<<<<

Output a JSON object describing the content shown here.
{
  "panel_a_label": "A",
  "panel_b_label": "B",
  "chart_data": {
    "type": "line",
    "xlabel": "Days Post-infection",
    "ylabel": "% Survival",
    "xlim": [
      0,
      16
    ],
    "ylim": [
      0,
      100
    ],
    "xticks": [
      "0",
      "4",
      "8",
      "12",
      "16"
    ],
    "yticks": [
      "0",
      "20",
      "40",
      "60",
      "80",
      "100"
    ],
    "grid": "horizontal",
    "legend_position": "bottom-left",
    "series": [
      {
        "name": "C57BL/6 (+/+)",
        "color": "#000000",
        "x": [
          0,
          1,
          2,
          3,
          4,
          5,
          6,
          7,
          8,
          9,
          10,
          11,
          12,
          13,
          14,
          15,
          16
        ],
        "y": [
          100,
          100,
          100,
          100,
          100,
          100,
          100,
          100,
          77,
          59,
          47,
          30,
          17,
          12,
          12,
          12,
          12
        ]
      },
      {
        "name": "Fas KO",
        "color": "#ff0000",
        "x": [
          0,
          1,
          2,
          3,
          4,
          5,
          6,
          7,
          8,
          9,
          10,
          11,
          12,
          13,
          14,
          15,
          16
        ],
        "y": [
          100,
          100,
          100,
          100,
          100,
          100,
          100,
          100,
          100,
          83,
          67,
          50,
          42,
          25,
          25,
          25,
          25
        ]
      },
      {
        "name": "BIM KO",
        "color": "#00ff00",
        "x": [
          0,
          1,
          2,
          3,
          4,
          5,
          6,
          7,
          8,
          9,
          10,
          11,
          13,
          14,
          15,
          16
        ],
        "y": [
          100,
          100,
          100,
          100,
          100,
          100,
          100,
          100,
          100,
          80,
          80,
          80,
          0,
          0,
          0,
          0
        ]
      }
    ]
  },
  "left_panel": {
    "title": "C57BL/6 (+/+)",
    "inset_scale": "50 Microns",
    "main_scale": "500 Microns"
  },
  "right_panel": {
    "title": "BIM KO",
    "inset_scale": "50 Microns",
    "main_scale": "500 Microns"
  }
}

>>>>

• _TASK INSTRUCTIONS_: Retype the whole listing, matching it exactly.

• _PROBLEM SOLUTION_:
Output a JSON object describing the content shown here.
{
  "panel_a_label": "A",
  "panel_b_label": "B",
  "chart_data": {
    "type": "line",
    "xlabel": "Days Post-infection",
    "ylabel": "% Survival",
    "xlim": [
      0,
      16
    ],
    "ylim": [
      0,
      100
    ],
    "xticks": [
      "0",
      "4",
      "8",
      "12",
      "16"
    ],
    "yticks": [
      "0",
      "20",
      "40",
      "60",
      "80",
      "100"
    ],
    "grid": "horizontal",
    "legend_position": "bottom-left",
    "series": [
      {
        "name": "C57BL/6 (+/+)",
        "color": "#000000",
        "x": [
          0,
          1,
          2,
          3,
          4,
          5,
          6,
          7,
          8,
          9,
          10,
          11,
          12,
          13,
          14,
          15,
          16
        ],
        "y": [
          100,
          100,
          100,
          100,
          100,
          100,
          100,
          100,
          77,
          59,
          47,
          30,
          17,
          12,
          12,
          12,
          12
        ]
      },
      {
        "name": "Fas KO",
        "color": "#ff0000",
        "x": [
          0,
          1,
          2,
          3,
          4,
          5,
          6,
          7,
          8,
          9,
          10,
          11,
          12,
          13,
          14,
          15,
          16
        ],
        "y": [
          100,
          100,
          100,
          100,
          100,
          100,
          100,
          100,
          100,
          83,
          67,
          50,
          42,
          25,
          25,
          25,
          25
        ]
      },
      {
        "name": "BIM KO",
        "color": "#00ff00",
        "x": [
          0,
          1,
          2,
          3,
          4,
          5,
          6,
          7,
          8,
          9,
          10,
          11,
          13,
          14,
          15,
          16
        ],
        "y": [
          100,
          100,
          100,
          100,
          100,
          100,
          100,
          100,
          100,
          80,
          80,
          80,
          0,
          0,
          0,
          0
        ]
      }
    ]
  },
  "left_panel": {
    "title": "C57BL/6 (+/+)",
    "inset_scale": "50 Microns",
    "main_scale": "500 Microns"
  },
  "right_panel": {
    "title": "BIM KO",
    "inset_scale": "50 Microns",
    "main_scale": "500 Microns"
  }
}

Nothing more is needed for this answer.